## begin GIVEN ENTRIES

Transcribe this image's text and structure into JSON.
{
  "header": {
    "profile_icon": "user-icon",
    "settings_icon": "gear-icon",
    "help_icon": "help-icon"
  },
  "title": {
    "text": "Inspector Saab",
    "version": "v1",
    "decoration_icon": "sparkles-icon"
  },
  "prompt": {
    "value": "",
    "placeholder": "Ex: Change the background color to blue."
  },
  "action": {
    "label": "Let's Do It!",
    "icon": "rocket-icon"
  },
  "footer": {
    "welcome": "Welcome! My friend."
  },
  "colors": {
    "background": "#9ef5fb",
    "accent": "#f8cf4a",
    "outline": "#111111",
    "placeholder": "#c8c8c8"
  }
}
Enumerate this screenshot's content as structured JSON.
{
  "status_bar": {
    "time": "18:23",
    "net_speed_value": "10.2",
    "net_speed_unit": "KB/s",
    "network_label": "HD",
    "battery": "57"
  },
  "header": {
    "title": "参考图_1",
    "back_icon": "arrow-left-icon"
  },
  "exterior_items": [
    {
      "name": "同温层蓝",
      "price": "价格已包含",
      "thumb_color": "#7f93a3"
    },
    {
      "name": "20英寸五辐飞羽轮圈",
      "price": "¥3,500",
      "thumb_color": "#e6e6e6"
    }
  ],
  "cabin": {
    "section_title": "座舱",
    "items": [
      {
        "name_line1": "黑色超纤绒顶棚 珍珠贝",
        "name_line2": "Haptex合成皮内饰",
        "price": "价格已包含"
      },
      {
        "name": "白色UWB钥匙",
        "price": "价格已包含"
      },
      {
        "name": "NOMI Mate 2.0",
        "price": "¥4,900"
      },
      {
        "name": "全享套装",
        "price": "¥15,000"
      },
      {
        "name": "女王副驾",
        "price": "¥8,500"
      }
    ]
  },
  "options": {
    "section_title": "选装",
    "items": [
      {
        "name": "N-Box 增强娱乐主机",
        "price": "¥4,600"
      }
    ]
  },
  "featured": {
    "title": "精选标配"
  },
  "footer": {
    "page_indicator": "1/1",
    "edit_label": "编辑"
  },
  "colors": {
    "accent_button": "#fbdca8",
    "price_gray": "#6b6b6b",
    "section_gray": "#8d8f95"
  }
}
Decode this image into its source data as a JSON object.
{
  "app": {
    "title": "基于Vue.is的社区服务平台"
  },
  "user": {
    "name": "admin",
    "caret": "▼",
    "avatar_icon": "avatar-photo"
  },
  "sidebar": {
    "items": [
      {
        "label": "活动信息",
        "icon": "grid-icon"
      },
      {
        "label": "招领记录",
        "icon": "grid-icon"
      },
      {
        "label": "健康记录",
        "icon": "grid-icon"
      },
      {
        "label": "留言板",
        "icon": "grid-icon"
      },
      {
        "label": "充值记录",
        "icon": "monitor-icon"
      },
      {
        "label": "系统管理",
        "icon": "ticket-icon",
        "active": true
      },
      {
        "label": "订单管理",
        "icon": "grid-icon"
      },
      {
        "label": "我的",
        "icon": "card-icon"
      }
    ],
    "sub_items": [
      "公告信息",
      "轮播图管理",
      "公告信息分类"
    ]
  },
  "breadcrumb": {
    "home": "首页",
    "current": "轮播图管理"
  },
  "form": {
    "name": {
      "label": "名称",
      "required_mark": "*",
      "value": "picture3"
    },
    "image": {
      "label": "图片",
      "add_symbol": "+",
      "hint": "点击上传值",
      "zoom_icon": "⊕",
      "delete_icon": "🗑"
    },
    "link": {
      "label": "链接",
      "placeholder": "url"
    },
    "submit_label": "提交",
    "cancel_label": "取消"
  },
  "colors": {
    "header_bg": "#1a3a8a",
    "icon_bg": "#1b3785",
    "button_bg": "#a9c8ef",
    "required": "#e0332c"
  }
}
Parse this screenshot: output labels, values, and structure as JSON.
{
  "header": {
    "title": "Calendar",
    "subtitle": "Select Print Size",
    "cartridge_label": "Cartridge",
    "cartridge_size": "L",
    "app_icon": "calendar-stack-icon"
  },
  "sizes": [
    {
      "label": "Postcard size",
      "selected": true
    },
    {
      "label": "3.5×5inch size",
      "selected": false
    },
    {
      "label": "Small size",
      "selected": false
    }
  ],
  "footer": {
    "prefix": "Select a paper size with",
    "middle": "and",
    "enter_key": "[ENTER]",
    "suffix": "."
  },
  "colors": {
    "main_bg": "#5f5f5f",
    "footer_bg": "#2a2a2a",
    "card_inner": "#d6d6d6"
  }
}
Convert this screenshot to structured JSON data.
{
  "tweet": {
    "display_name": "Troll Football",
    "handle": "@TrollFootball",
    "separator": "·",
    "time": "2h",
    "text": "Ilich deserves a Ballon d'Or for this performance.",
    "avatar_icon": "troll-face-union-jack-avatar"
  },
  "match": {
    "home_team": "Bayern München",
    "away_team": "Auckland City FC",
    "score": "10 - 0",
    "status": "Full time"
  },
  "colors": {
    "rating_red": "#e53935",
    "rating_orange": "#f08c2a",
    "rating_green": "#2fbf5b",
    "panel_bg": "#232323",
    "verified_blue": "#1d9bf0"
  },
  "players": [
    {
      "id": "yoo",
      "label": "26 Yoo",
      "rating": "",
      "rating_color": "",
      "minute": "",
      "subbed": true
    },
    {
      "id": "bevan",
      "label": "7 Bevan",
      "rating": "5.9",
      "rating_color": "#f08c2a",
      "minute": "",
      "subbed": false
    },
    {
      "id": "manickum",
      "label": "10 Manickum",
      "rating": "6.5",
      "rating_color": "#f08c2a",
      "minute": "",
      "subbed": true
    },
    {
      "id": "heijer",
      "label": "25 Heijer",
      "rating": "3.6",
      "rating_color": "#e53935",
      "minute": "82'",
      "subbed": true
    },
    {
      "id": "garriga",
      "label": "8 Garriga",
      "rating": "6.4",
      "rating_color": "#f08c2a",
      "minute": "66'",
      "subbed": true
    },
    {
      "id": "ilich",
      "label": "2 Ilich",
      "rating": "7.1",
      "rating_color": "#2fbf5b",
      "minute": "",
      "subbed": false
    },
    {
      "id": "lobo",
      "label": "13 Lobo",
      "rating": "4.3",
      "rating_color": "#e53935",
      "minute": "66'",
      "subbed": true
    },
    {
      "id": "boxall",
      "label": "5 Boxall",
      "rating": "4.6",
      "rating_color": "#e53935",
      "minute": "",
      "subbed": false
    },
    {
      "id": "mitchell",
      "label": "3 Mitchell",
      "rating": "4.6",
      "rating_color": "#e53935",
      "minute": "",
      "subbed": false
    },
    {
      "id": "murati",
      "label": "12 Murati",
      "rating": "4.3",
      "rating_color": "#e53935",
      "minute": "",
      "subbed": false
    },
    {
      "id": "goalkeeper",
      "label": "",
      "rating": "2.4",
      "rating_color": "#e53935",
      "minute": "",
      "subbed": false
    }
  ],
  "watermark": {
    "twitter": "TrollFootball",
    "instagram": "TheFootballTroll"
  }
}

## end GIVEN ENTRIES

OBJECTIVE
Copy every line from the entries that contains the word "background".

OUTPUT FOR THIS TASK
    "placeholder": "Ex: Change the background color to blue."
    "background": "#9ef5fb",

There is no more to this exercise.